◆ Given problem
Keep every line where the word "chart" appears; drop the rest.

◆ Provided records
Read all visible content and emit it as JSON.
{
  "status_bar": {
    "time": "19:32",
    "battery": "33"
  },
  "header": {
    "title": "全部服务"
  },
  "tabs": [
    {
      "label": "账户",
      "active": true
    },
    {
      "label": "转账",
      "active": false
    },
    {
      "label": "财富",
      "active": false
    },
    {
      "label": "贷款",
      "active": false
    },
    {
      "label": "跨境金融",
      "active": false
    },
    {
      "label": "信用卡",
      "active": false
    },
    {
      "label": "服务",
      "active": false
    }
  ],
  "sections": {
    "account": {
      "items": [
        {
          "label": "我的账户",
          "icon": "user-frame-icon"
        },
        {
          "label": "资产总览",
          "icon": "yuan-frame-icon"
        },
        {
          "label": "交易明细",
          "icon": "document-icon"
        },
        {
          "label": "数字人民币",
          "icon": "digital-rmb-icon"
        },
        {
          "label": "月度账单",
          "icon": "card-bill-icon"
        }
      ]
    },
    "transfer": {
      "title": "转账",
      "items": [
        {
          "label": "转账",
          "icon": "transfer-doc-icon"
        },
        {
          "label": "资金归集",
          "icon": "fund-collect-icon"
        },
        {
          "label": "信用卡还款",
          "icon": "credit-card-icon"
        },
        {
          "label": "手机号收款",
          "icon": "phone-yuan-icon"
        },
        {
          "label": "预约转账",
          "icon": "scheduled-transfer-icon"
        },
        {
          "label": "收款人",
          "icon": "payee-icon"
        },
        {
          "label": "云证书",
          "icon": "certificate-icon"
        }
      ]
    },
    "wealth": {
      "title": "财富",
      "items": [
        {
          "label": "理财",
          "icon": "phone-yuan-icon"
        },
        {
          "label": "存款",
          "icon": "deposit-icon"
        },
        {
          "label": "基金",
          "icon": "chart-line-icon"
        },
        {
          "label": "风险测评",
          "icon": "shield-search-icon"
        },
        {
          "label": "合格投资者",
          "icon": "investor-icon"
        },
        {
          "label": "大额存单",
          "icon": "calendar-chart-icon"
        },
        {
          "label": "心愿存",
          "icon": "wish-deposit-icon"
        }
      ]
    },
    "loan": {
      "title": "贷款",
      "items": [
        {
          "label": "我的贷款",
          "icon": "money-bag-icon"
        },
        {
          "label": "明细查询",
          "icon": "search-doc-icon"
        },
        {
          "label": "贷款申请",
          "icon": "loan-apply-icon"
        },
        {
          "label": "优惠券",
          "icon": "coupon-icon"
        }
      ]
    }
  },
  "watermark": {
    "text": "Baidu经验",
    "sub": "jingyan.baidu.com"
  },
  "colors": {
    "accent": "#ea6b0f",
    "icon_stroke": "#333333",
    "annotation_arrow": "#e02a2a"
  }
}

◆ Finished exercise
          "icon": "chart-line-icon"
          "icon": "calendar-chart-icon"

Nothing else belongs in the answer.